WHAT THE EXERCISE ASKS:
Please transcribe the listing below in full and word for word, without its pictures.

::: STORED RECORDS :::

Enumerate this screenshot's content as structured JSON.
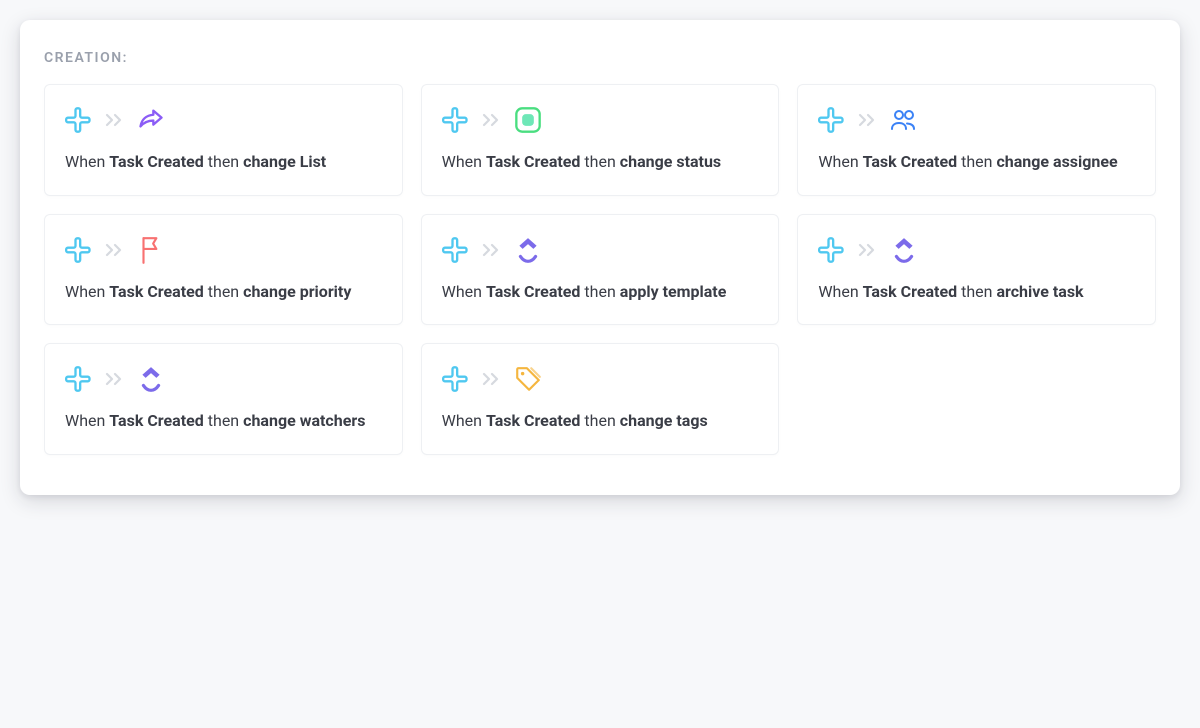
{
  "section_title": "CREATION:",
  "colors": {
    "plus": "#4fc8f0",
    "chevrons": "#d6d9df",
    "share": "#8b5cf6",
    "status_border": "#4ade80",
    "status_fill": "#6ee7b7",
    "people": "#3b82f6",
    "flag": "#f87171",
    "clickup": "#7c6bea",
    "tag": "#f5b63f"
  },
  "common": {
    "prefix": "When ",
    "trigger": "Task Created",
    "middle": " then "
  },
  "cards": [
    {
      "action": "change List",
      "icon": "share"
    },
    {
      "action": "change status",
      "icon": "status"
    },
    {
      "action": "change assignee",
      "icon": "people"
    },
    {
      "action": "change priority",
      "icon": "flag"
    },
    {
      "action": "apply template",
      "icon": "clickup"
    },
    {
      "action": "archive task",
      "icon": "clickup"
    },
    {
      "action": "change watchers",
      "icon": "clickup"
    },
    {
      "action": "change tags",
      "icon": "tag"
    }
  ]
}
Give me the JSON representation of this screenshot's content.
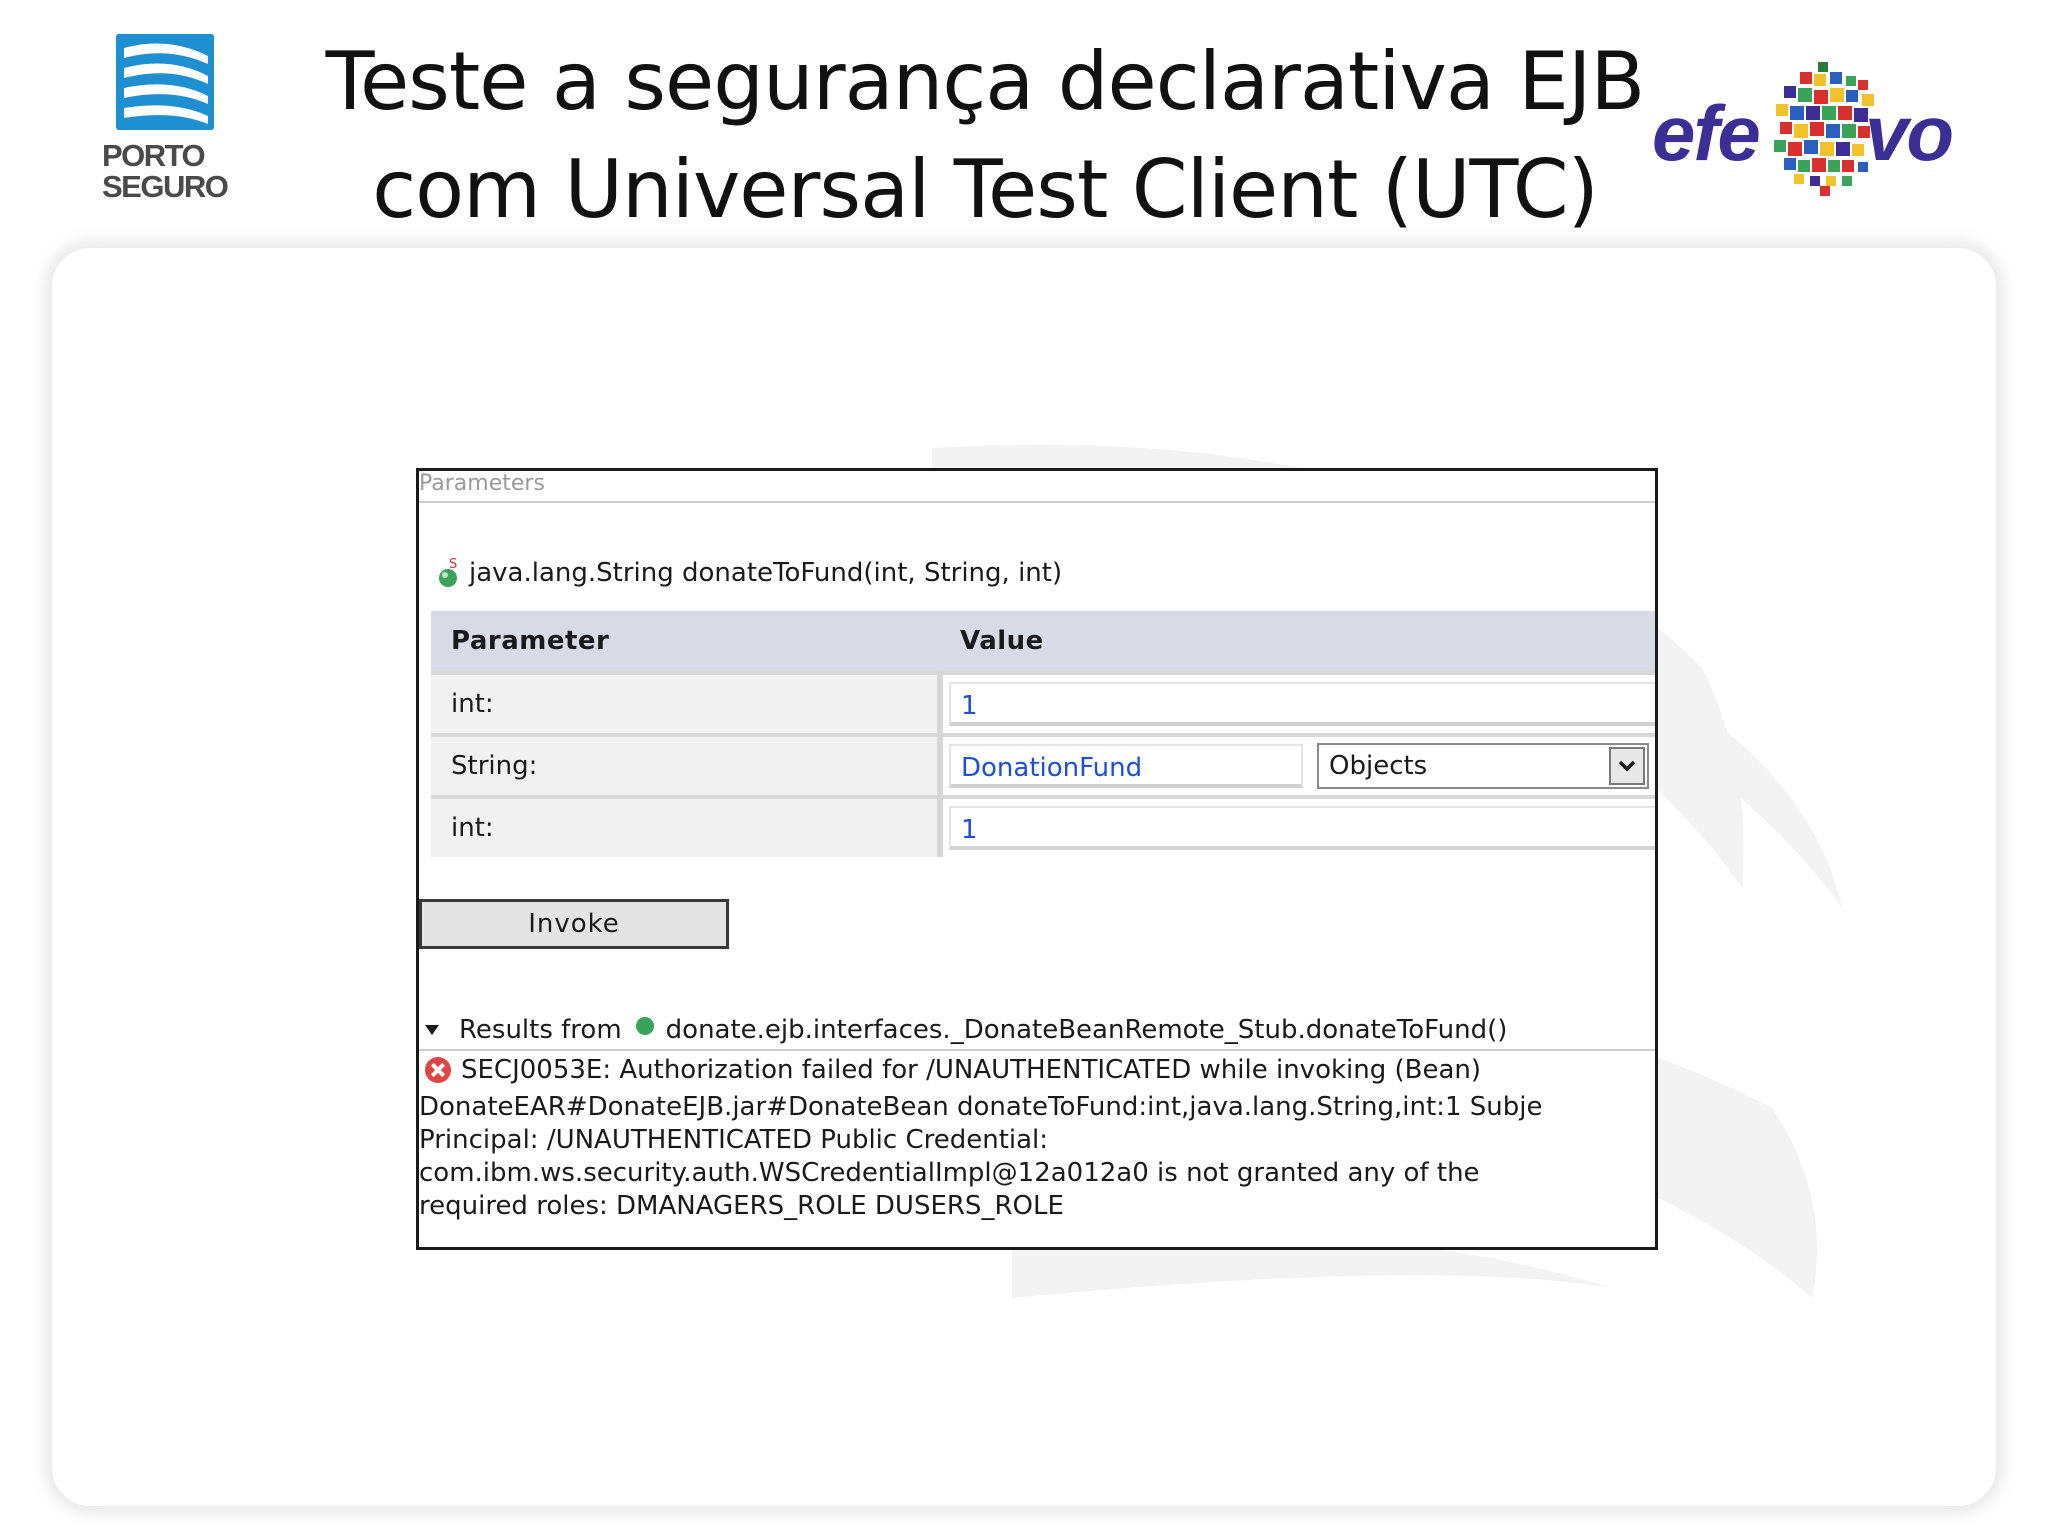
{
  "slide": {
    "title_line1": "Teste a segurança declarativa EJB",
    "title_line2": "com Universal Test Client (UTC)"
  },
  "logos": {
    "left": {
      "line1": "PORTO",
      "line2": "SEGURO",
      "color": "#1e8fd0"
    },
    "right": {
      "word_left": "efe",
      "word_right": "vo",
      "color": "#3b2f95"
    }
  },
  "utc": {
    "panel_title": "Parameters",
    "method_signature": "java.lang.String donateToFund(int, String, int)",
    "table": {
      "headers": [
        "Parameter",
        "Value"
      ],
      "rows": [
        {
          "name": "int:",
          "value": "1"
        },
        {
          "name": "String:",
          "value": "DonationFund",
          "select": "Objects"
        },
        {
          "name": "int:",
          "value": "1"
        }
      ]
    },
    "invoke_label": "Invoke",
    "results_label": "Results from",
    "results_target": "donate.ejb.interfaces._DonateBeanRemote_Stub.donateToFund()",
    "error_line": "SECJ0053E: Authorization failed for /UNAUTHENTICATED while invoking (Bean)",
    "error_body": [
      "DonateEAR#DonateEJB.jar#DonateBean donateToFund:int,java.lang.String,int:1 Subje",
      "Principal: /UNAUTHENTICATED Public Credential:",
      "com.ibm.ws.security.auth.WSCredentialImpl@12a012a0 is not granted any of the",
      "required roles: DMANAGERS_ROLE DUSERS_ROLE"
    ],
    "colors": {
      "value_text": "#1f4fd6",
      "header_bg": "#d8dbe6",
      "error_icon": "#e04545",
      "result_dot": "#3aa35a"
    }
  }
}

:::

TASK SOLUTION:
Enumerate this screenshot's content as structured JSON.
{
  "section_title": "CREATION:",
  "colors": {
    "plus": "#4fc8f0",
    "chevrons": "#d6d9df",
    "share": "#8b5cf6",
    "status_border": "#4ade80",
    "status_fill": "#6ee7b7",
    "people": "#3b82f6",
    "flag": "#f87171",
    "clickup": "#7c6bea",
    "tag": "#f5b63f"
  },
  "common": {
    "prefix": "When ",
    "trigger": "Task Created",
    "middle": " then "
  },
  "cards": [
    {
      "action": "change List",
      "icon": "share"
    },
    {
      "action": "change status",
      "icon": "status"
    },
    {
      "action": "change assignee",
      "icon": "people"
    },
    {
      "action": "change priority",
      "icon": "flag"
    },
    {
      "action": "apply template",
      "icon": "clickup"
    },
    {
      "action": "archive task",
      "icon": "clickup"
    },
    {
      "action": "change watchers",
      "icon": "clickup"
    },
    {
      "action": "change tags",
      "icon": "tag"
    }
  ]
}
Give me the JSON representation of this screenshot's content.
{
  "slide": {
    "title_line1": "Teste a segurança declarativa EJB",
    "title_line2": "com Universal Test Client (UTC)"
  },
  "logos": {
    "left": {
      "line1": "PORTO",
      "line2": "SEGURO",
      "color": "#1e8fd0"
    },
    "right": {
      "word_left": "efe",
      "word_right": "vo",
      "color": "#3b2f95"
    }
  },
  "utc": {
    "panel_title": "Parameters",
    "method_signature": "java.lang.String donateToFund(int, String, int)",
    "table": {
      "headers": [
        "Parameter",
        "Value"
      ],
      "rows": [
        {
          "name": "int:",
          "value": "1"
        },
        {
          "name": "String:",
          "value": "DonationFund",
          "select": "Objects"
        },
        {
          "name": "int:",
          "value": "1"
        }
      ]
    },
    "invoke_label": "Invoke",
    "results_label": "Results from",
    "results_target": "donate.ejb.interfaces._DonateBeanRemote_Stub.donateToFund()",
    "error_line": "SECJ0053E: Authorization failed for /UNAUTHENTICATED while invoking (Bean)",
    "error_body": [
      "DonateEAR#DonateEJB.jar#DonateBean donateToFund:int,java.lang.String,int:1 Subje",
      "Principal: /UNAUTHENTICATED Public Credential:",
      "com.ibm.ws.security.auth.WSCredentialImpl@12a012a0 is not granted any of the",
      "required roles: DMANAGERS_ROLE DUSERS_ROLE"
    ],
    "colors": {
      "value_text": "#1f4fd6",
      "header_bg": "#d8dbe6",
      "error_icon": "#e04545",
      "result_dot": "#3aa35a"
    }
  }
}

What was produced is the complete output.